Written problem: Do any lines in the data below contain "Transmittance"? If so, copy every one of them.

Supplied records:
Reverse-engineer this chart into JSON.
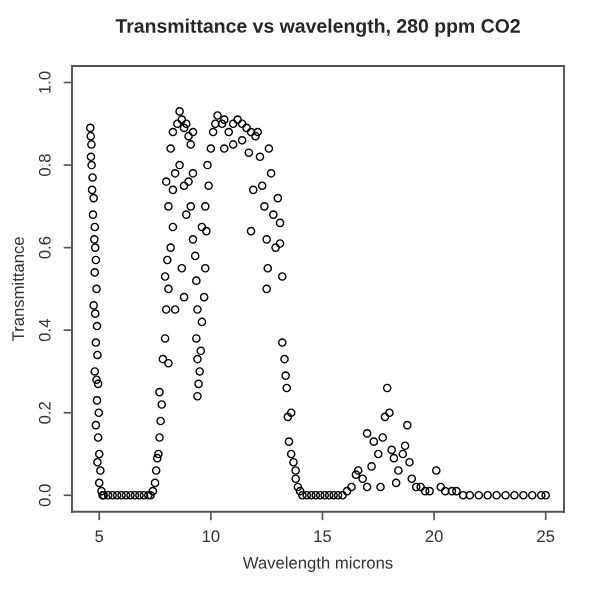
{
  "chart_data": {
    "type": "scatter",
    "title": "Transmittance vs wavelength, 280 ppm CO2",
    "xlabel": "Wavelength microns",
    "ylabel": "Transmittance",
    "xlim": [
      3.78,
      25.82
    ],
    "ylim": [
      -0.04,
      1.04
    ],
    "xticks": [
      5,
      10,
      15,
      20,
      25
    ],
    "yticks": [
      {
        "value": 0,
        "label": "0.0"
      },
      {
        "value": 0.2,
        "label": "0.2"
      },
      {
        "value": 0.4,
        "label": "0.4"
      },
      {
        "value": 0.6,
        "label": "0.6"
      },
      {
        "value": 0.8,
        "label": "0.8"
      },
      {
        "value": 1,
        "label": "1.0"
      }
    ],
    "grid": false,
    "marker": "circle",
    "series": [
      {
        "color": "#000000",
        "x": [
          4.6,
          4.62,
          4.65,
          4.63,
          4.66,
          4.7,
          4.68,
          4.75,
          4.72,
          4.8,
          4.78,
          4.82,
          4.85,
          4.8,
          4.88,
          4.75,
          4.82,
          4.9,
          4.85,
          4.92,
          4.8,
          4.88,
          4.95,
          4.9,
          4.98,
          4.85,
          4.95,
          5.0,
          4.92,
          5.05,
          5.0,
          5.1,
          5.15,
          5.2,
          5.4,
          5.6,
          5.8,
          6.0,
          6.2,
          6.4,
          6.6,
          6.8,
          7.0,
          7.2,
          7.3,
          7.4,
          7.5,
          7.55,
          7.6,
          7.65,
          7.7,
          7.75,
          7.8,
          7.7,
          7.85,
          7.95,
          8.0,
          8.1,
          7.95,
          8.05,
          8.2,
          8.3,
          8.1,
          8.3,
          8.0,
          8.4,
          8.2,
          8.3,
          8.5,
          8.6,
          8.7,
          8.8,
          8.9,
          9.0,
          9.1,
          9.2,
          8.6,
          8.8,
          9.0,
          9.1,
          8.9,
          8.7,
          8.4,
          8.8,
          8.1,
          9.2,
          9.2,
          9.3,
          9.35,
          9.4,
          9.35,
          9.4,
          9.45,
          9.4,
          9.5,
          9.55,
          9.6,
          9.7,
          9.75,
          9.6,
          9.8,
          9.75,
          9.9,
          9.85,
          10.0,
          10.1,
          10.2,
          10.3,
          10.5,
          10.6,
          10.8,
          11.0,
          11.2,
          11.4,
          11.6,
          11.8,
          12.0,
          12.1,
          10.6,
          11.0,
          11.4,
          11.7,
          11.9,
          11.8,
          12.2,
          12.3,
          12.4,
          12.5,
          12.5,
          12.55,
          12.6,
          12.7,
          12.8,
          12.9,
          13.0,
          13.1,
          13.1,
          13.2,
          13.2,
          13.3,
          13.35,
          13.4,
          13.45,
          13.6,
          13.5,
          13.6,
          13.7,
          13.8,
          13.8,
          13.9,
          14.0,
          14.1,
          14.3,
          14.5,
          14.7,
          14.9,
          15.1,
          15.3,
          15.5,
          15.7,
          15.9,
          16.1,
          16.3,
          16.5,
          16.6,
          16.8,
          17.0,
          17.0,
          17.2,
          17.3,
          17.5,
          17.6,
          17.7,
          17.8,
          17.9,
          18.0,
          18.1,
          18.2,
          18.3,
          18.4,
          18.6,
          18.7,
          18.8,
          18.9,
          19.0,
          19.2,
          19.4,
          19.6,
          19.8,
          20.1,
          20.3,
          20.5,
          20.8,
          21.0,
          21.3,
          21.6,
          22.0,
          22.4,
          22.8,
          23.2,
          23.6,
          24.0,
          24.4,
          24.8,
          25.0
        ],
        "values": [
          0.89,
          0.87,
          0.85,
          0.82,
          0.8,
          0.77,
          0.74,
          0.72,
          0.68,
          0.65,
          0.62,
          0.6,
          0.57,
          0.54,
          0.5,
          0.46,
          0.44,
          0.41,
          0.37,
          0.34,
          0.3,
          0.28,
          0.27,
          0.23,
          0.2,
          0.17,
          0.14,
          0.1,
          0.08,
          0.06,
          0.03,
          0.01,
          0.0,
          0.0,
          0.0,
          0.0,
          0.0,
          0.0,
          0.0,
          0.0,
          0.0,
          0.0,
          0.0,
          0.0,
          0.0,
          0.01,
          0.03,
          0.06,
          0.09,
          0.1,
          0.14,
          0.18,
          0.22,
          0.25,
          0.33,
          0.38,
          0.45,
          0.5,
          0.53,
          0.57,
          0.6,
          0.65,
          0.7,
          0.74,
          0.76,
          0.78,
          0.84,
          0.88,
          0.9,
          0.93,
          0.91,
          0.89,
          0.9,
          0.87,
          0.85,
          0.88,
          0.8,
          0.75,
          0.76,
          0.7,
          0.68,
          0.55,
          0.45,
          0.48,
          0.32,
          0.78,
          0.62,
          0.58,
          0.52,
          0.45,
          0.38,
          0.33,
          0.27,
          0.24,
          0.3,
          0.35,
          0.42,
          0.48,
          0.55,
          0.65,
          0.64,
          0.7,
          0.75,
          0.8,
          0.84,
          0.88,
          0.9,
          0.92,
          0.9,
          0.91,
          0.88,
          0.9,
          0.91,
          0.9,
          0.89,
          0.88,
          0.87,
          0.88,
          0.84,
          0.85,
          0.86,
          0.83,
          0.74,
          0.64,
          0.82,
          0.75,
          0.7,
          0.62,
          0.5,
          0.55,
          0.84,
          0.78,
          0.68,
          0.6,
          0.72,
          0.66,
          0.61,
          0.53,
          0.37,
          0.33,
          0.29,
          0.26,
          0.19,
          0.2,
          0.13,
          0.1,
          0.08,
          0.06,
          0.04,
          0.02,
          0.01,
          0.0,
          0.0,
          0.0,
          0.0,
          0.0,
          0.0,
          0.0,
          0.0,
          0.0,
          0.0,
          0.01,
          0.02,
          0.05,
          0.06,
          0.04,
          0.02,
          0.15,
          0.07,
          0.13,
          0.1,
          0.02,
          0.14,
          0.19,
          0.26,
          0.2,
          0.11,
          0.09,
          0.03,
          0.06,
          0.1,
          0.12,
          0.17,
          0.08,
          0.04,
          0.02,
          0.02,
          0.01,
          0.01,
          0.06,
          0.02,
          0.01,
          0.01,
          0.01,
          0.0,
          0.0,
          0.0,
          0.0,
          0.0,
          0.0,
          0.0,
          0.0,
          0.0,
          0.0,
          0.0
        ]
      }
    ]
  }
}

Exercise solution:
    "title": "Transmittance vs wavelength, 280 ppm CO2",
    "ylabel": "Transmittance",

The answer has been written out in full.